• **Description of the task**:
Reproduce all records verbatim.

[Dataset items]
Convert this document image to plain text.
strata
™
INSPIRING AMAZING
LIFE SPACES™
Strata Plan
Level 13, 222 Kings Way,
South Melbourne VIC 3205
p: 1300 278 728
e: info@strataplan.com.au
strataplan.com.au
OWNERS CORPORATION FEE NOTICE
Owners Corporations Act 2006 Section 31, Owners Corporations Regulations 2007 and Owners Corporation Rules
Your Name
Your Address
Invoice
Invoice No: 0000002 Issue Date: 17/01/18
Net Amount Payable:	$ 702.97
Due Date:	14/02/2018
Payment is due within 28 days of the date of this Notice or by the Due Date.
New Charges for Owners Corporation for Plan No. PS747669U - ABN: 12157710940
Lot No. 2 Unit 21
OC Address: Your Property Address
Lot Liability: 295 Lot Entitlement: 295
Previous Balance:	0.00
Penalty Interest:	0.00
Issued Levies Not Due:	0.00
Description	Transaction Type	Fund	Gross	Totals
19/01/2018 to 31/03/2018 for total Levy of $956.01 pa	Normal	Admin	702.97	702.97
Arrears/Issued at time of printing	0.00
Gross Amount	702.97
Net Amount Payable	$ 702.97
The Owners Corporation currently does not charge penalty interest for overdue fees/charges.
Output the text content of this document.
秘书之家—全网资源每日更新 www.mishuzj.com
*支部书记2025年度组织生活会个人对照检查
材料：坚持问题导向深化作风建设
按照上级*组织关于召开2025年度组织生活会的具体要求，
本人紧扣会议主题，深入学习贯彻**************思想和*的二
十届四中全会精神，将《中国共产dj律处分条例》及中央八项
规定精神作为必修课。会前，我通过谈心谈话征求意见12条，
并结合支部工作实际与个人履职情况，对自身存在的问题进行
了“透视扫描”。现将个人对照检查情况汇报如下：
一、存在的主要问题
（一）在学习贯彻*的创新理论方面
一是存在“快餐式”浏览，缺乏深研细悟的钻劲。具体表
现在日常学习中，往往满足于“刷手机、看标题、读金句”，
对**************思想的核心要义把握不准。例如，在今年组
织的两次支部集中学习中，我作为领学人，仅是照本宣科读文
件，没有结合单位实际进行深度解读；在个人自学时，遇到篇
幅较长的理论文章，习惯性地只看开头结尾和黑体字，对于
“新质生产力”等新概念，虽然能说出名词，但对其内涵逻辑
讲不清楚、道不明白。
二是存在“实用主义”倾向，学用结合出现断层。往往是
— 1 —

• **Solution to this exercise**:
Convert this document image to plain text.
strata
™
INSPIRING AMAZING
LIFE SPACES™
Strata Plan
Level 13, 222 Kings Way,
South Melbourne VIC 3205
p: 1300 278 728
e: info@strataplan.com.au
strataplan.com.au
OWNERS CORPORATION FEE NOTICE
Owners Corporations Act 2006 Section 31, Owners Corporations Regulations 2007 and Owners Corporation Rules
Your Name
Your Address
Invoice
Invoice No: 0000002 Issue Date: 17/01/18
Net Amount Payable:	$ 702.97
Due Date:	14/02/2018
Payment is due within 28 days of the date of this Notice or by the Due Date.
New Charges for Owners Corporation for Plan No. PS747669U - ABN: 12157710940
Lot No. 2 Unit 21
OC Address: Your Property Address
Lot Liability: 295 Lot Entitlement: 295
Previous Balance:	0.00
Penalty Interest:	0.00
Issued Levies Not Due:	0.00
Description	Transaction Type	Fund	Gross	Totals
19/01/2018 to 31/03/2018 for total Levy of $956.01 pa	Normal	Admin	702.97	702.97
Arrears/Issued at time of printing	0.00
Gross Amount	702.97
Net Amount Payable	$ 702.97
The Owners Corporation currently does not charge penalty interest for overdue fees/charges.
Output the text content of this document.
秘书之家—全网资源每日更新 www.mishuzj.com
*支部书记2025年度组织生活会个人对照检查
材料：坚持问题导向深化作风建设
按照上级*组织关于召开2025年度组织生活会的具体要求，
本人紧扣会议主题，深入学习贯彻**************思想和*的二
十届四中全会精神，将《中国共产dj律处分条例》及中央八项
规定精神作为必修课。会前，我通过谈心谈话征求意见12条，
并结合支部工作实际与个人履职情况，对自身存在的问题进行
了“透视扫描”。现将个人对照检查情况汇报如下：
一、存在的主要问题
（一）在学习贯彻*的创新理论方面
一是存在“快餐式”浏览，缺乏深研细悟的钻劲。具体表
现在日常学习中，往往满足于“刷手机、看标题、读金句”，
对**************思想的核心要义把握不准。例如，在今年组
织的两次支部集中学习中，我作为领学人，仅是照本宣科读文
件，没有结合单位实际进行深度解读；在个人自学时，遇到篇
幅较长的理论文章，习惯性地只看开头结尾和黑体字，对于
“新质生产力”等新概念，虽然能说出名词，但对其内涵逻辑
讲不清楚、道不明白。
二是存在“实用主义”倾向，学用结合出现断层。往往是
— 1 —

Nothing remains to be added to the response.